— begin Entries shown —

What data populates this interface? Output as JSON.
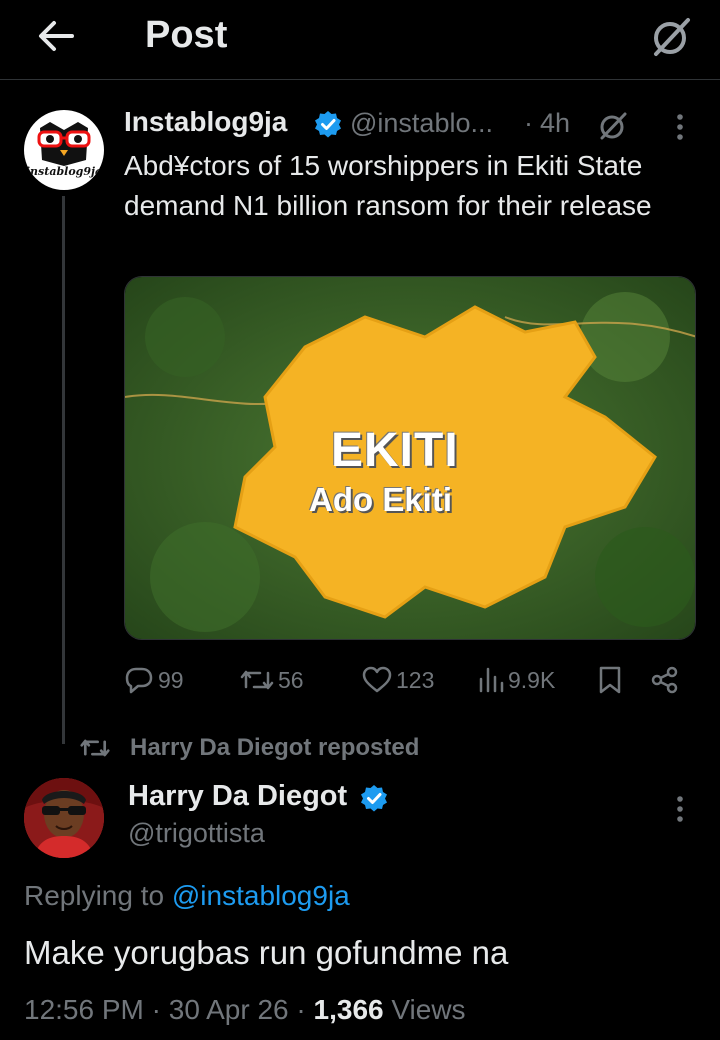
{
  "header": {
    "title": "Post"
  },
  "parent_post": {
    "display_name": "Instablog9ja",
    "handle": "@instablo...",
    "separator": "·",
    "time": "4h",
    "avatar_text": "instablog9ja",
    "text": "Abd¥ctors of 15 worshippers in Ekiti State demand N1 billion ransom for their release",
    "image": {
      "title": "EKITI",
      "subtitle": "Ado Ekiti"
    },
    "stats": {
      "replies": "99",
      "reposts": "56",
      "likes": "123",
      "views": "9.9K"
    }
  },
  "repost_banner": {
    "text": "Harry Da Diegot reposted"
  },
  "reply": {
    "display_name": "Harry Da Diegot",
    "handle": "@trigottista",
    "replying_prefix": "Replying to ",
    "replying_to": "@instablog9ja",
    "text": "Make yorugbas run gofundme na",
    "time": "12:56 PM",
    "date": "30 Apr 26",
    "views_count": "1,366",
    "views_label": "Views",
    "dot": " · "
  },
  "colors": {
    "background": "#000000",
    "text_primary": "#e7e9ea",
    "text_secondary": "#71767b",
    "accent_link": "#1d9bf0",
    "verified_badge": "#1d9bf0",
    "map_state": "#f5b324",
    "map_background": "#3f6e2a"
  }
}
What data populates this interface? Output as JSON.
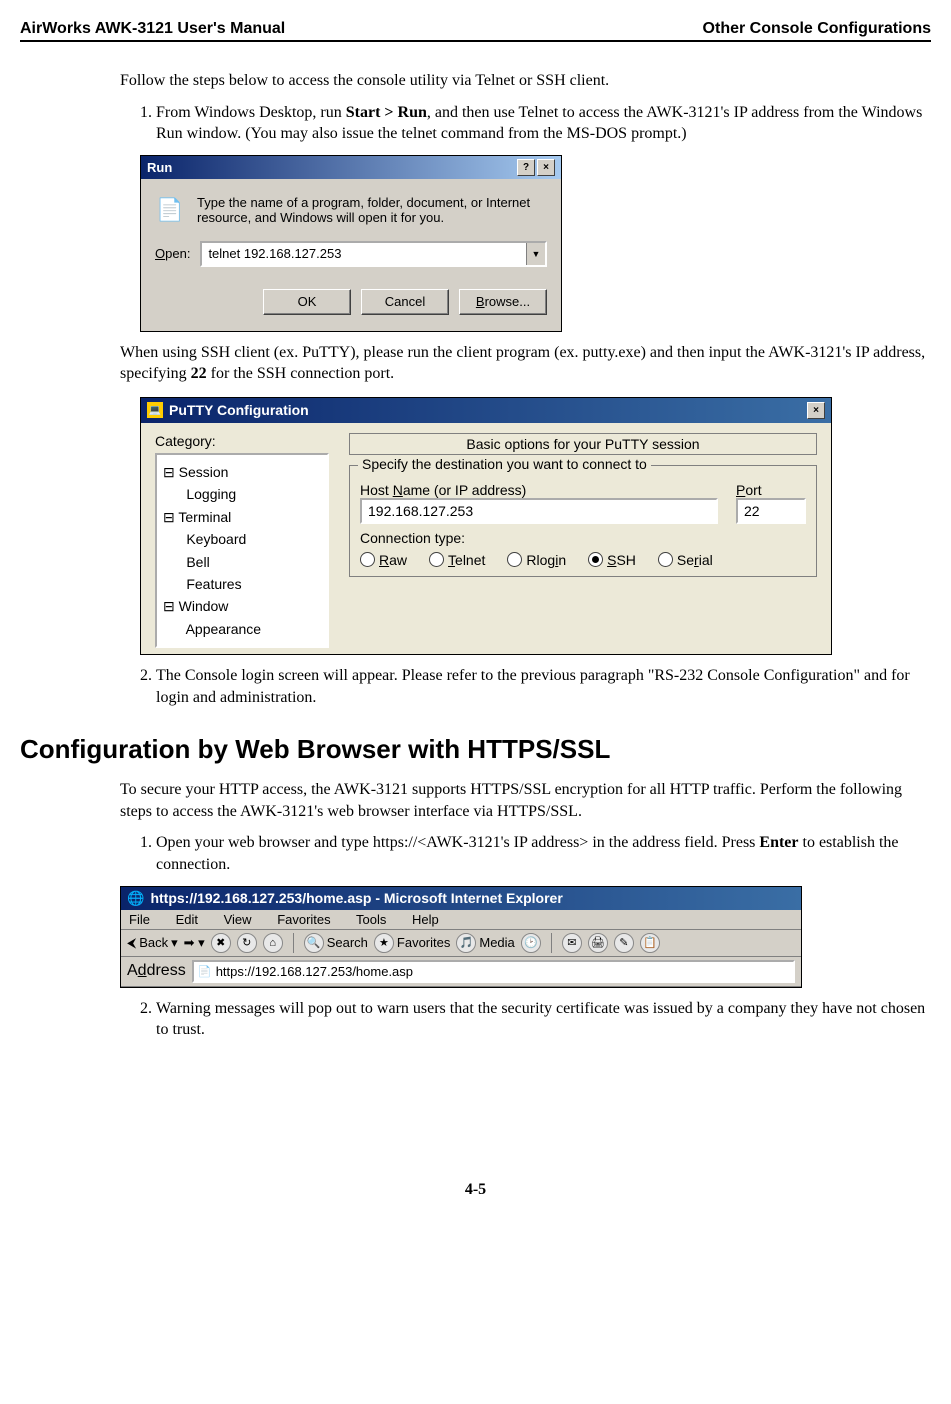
{
  "header": {
    "left": "AirWorks AWK-3121 User's Manual",
    "right": "Other Console Configurations"
  },
  "intro_para": "Follow the steps below to access the console utility via Telnet or SSH client.",
  "step1_pre": "From Windows Desktop, run ",
  "step1_bold": "Start > Run",
  "step1_post": ", and then use Telnet to access the AWK-3121's IP address from the Windows Run window. (You may also issue the telnet command from the MS-DOS prompt.)",
  "run": {
    "title": "Run",
    "desc": "Type the name of a program, folder, document, or Internet resource, and Windows will open it for you.",
    "open_label_letter": "O",
    "open_label_rest": "pen:",
    "value": "telnet 192.168.127.253",
    "ok": "OK",
    "cancel": "Cancel",
    "browse_letter": "B",
    "browse_rest": "rowse..."
  },
  "ssh_para_pre": "When using SSH client (ex. PuTTY), please run the client program (ex. putty.exe) and then input the AWK-3121's IP address, specifying ",
  "ssh_para_bold": "22",
  "ssh_para_post": " for the SSH connection port.",
  "putty": {
    "title": "PuTTY Configuration",
    "category_label": "Category:",
    "tree_session": "⊟ Session",
    "tree_logging": "      Logging",
    "tree_terminal": "⊟ Terminal",
    "tree_keyboard": "      Keyboard",
    "tree_bell": "      Bell",
    "tree_features": "      Features",
    "tree_window": "⊟ Window",
    "tree_appearance": "      Appearance",
    "basic_title": "Basic options for your PuTTY session",
    "group_legend": "Specify the destination you want to connect to",
    "host_label_pre": "Host ",
    "host_label_u": "N",
    "host_label_post": "ame (or IP address)",
    "port_label_u": "P",
    "port_label_post": "ort",
    "host_value": "192.168.127.253",
    "port_value": "22",
    "conn_type": "Connection type:",
    "raw_u": "R",
    "raw_post": "aw",
    "telnet_u": "T",
    "telnet_post": "elnet",
    "rlogin_pre": "Rlog",
    "rlogin_u": "i",
    "rlogin_post": "n",
    "ssh_u": "S",
    "ssh_post": "SH",
    "serial_pre": "Se",
    "serial_u": "r",
    "serial_post": "ial"
  },
  "step2_text": "The Console login screen will appear. Please refer to the previous paragraph \"RS-232 Console Configuration\" and for login and administration.",
  "section_heading": "Configuration by Web Browser with HTTPS/SSL",
  "https_para": "To secure your HTTP access, the AWK-3121 supports HTTPS/SSL encryption for all HTTP traffic. Perform the following steps to access the AWK-3121's web browser interface via HTTPS/SSL.",
  "https_step1_pre": "Open your web browser and type https://<AWK-3121's IP address> in the address field. Press ",
  "https_step1_bold": "Enter",
  "https_step1_post": " to establish the connection.",
  "ie": {
    "title": "https://192.168.127.253/home.asp - Microsoft Internet Explorer",
    "menu": {
      "file": "File",
      "edit": "Edit",
      "view": "View",
      "favorites": "Favorites",
      "tools": "Tools",
      "help": "Help"
    },
    "back": "Back",
    "search": "Search",
    "favorites_btn": "Favorites",
    "media": "Media",
    "address_label_u": "d",
    "address_label_pre": "A",
    "address_label_post": "dress",
    "url": "https://192.168.127.253/home.asp"
  },
  "https_step2": "Warning messages will pop out to warn users that the security certificate was issued by a company they have not chosen to trust.",
  "page_number": "4-5"
}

— end Entries shown —

Leave out the pictures and print every line of the data exactly.

▸ **Answer for this exercise**
What data populates this interface? Output as JSON.
{
  "header": {
    "title": "Post"
  },
  "parent_post": {
    "display_name": "Instablog9ja",
    "handle": "@instablo...",
    "separator": "·",
    "time": "4h",
    "avatar_text": "instablog9ja",
    "text": "Abd¥ctors of 15 worshippers in Ekiti State demand N1 billion ransom for their release",
    "image": {
      "title": "EKITI",
      "subtitle": "Ado Ekiti"
    },
    "stats": {
      "replies": "99",
      "reposts": "56",
      "likes": "123",
      "views": "9.9K"
    }
  },
  "repost_banner": {
    "text": "Harry Da Diegot reposted"
  },
  "reply": {
    "display_name": "Harry Da Diegot",
    "handle": "@trigottista",
    "replying_prefix": "Replying to ",
    "replying_to": "@instablog9ja",
    "text": "Make yorugbas run gofundme na",
    "time": "12:56 PM",
    "date": "30 Apr 26",
    "views_count": "1,366",
    "views_label": "Views",
    "dot": " · "
  },
  "colors": {
    "background": "#000000",
    "text_primary": "#e7e9ea",
    "text_secondary": "#71767b",
    "accent_link": "#1d9bf0",
    "verified_badge": "#1d9bf0",
    "map_state": "#f5b324",
    "map_background": "#3f6e2a"
  }
}
What data populates this interface? Output as JSON.
{
  "header": {
    "left": "AirWorks AWK-3121 User's Manual",
    "right": "Other Console Configurations"
  },
  "intro_para": "Follow the steps below to access the console utility via Telnet or SSH client.",
  "step1_pre": "From Windows Desktop, run ",
  "step1_bold": "Start > Run",
  "step1_post": ", and then use Telnet to access the AWK-3121's IP address from the Windows Run window. (You may also issue the telnet command from the MS-DOS prompt.)",
  "run": {
    "title": "Run",
    "desc": "Type the name of a program, folder, document, or Internet resource, and Windows will open it for you.",
    "open_label_letter": "O",
    "open_label_rest": "pen:",
    "value": "telnet 192.168.127.253",
    "ok": "OK",
    "cancel": "Cancel",
    "browse_letter": "B",
    "browse_rest": "rowse..."
  },
  "ssh_para_pre": "When using SSH client (ex. PuTTY), please run the client program (ex. putty.exe) and then input the AWK-3121's IP address, specifying ",
  "ssh_para_bold": "22",
  "ssh_para_post": " for the SSH connection port.",
  "putty": {
    "title": "PuTTY Configuration",
    "category_label": "Category:",
    "tree_session": "⊟ Session",
    "tree_logging": "      Logging",
    "tree_terminal": "⊟ Terminal",
    "tree_keyboard": "      Keyboard",
    "tree_bell": "      Bell",
    "tree_features": "      Features",
    "tree_window": "⊟ Window",
    "tree_appearance": "      Appearance",
    "basic_title": "Basic options for your PuTTY session",
    "group_legend": "Specify the destination you want to connect to",
    "host_label_pre": "Host ",
    "host_label_u": "N",
    "host_label_post": "ame (or IP address)",
    "port_label_u": "P",
    "port_label_post": "ort",
    "host_value": "192.168.127.253",
    "port_value": "22",
    "conn_type": "Connection type:",
    "raw_u": "R",
    "raw_post": "aw",
    "telnet_u": "T",
    "telnet_post": "elnet",
    "rlogin_pre": "Rlog",
    "rlogin_u": "i",
    "rlogin_post": "n",
    "ssh_u": "S",
    "ssh_post": "SH",
    "serial_pre": "Se",
    "serial_u": "r",
    "serial_post": "ial"
  },
  "step2_text": "The Console login screen will appear. Please refer to the previous paragraph \"RS-232 Console Configuration\" and for login and administration.",
  "section_heading": "Configuration by Web Browser with HTTPS/SSL",
  "https_para": "To secure your HTTP access, the AWK-3121 supports HTTPS/SSL encryption for all HTTP traffic. Perform the following steps to access the AWK-3121's web browser interface via HTTPS/SSL.",
  "https_step1_pre": "Open your web browser and type https://<AWK-3121's IP address> in the address field. Press ",
  "https_step1_bold": "Enter",
  "https_step1_post": " to establish the connection.",
  "ie": {
    "title": "https://192.168.127.253/home.asp - Microsoft Internet Explorer",
    "menu": {
      "file": "File",
      "edit": "Edit",
      "view": "View",
      "favorites": "Favorites",
      "tools": "Tools",
      "help": "Help"
    },
    "back": "Back",
    "search": "Search",
    "favorites_btn": "Favorites",
    "media": "Media",
    "address_label_u": "d",
    "address_label_pre": "A",
    "address_label_post": "dress",
    "url": "https://192.168.127.253/home.asp"
  },
  "https_step2": "Warning messages will pop out to warn users that the security certificate was issued by a company they have not chosen to trust.",
  "page_number": "4-5"
}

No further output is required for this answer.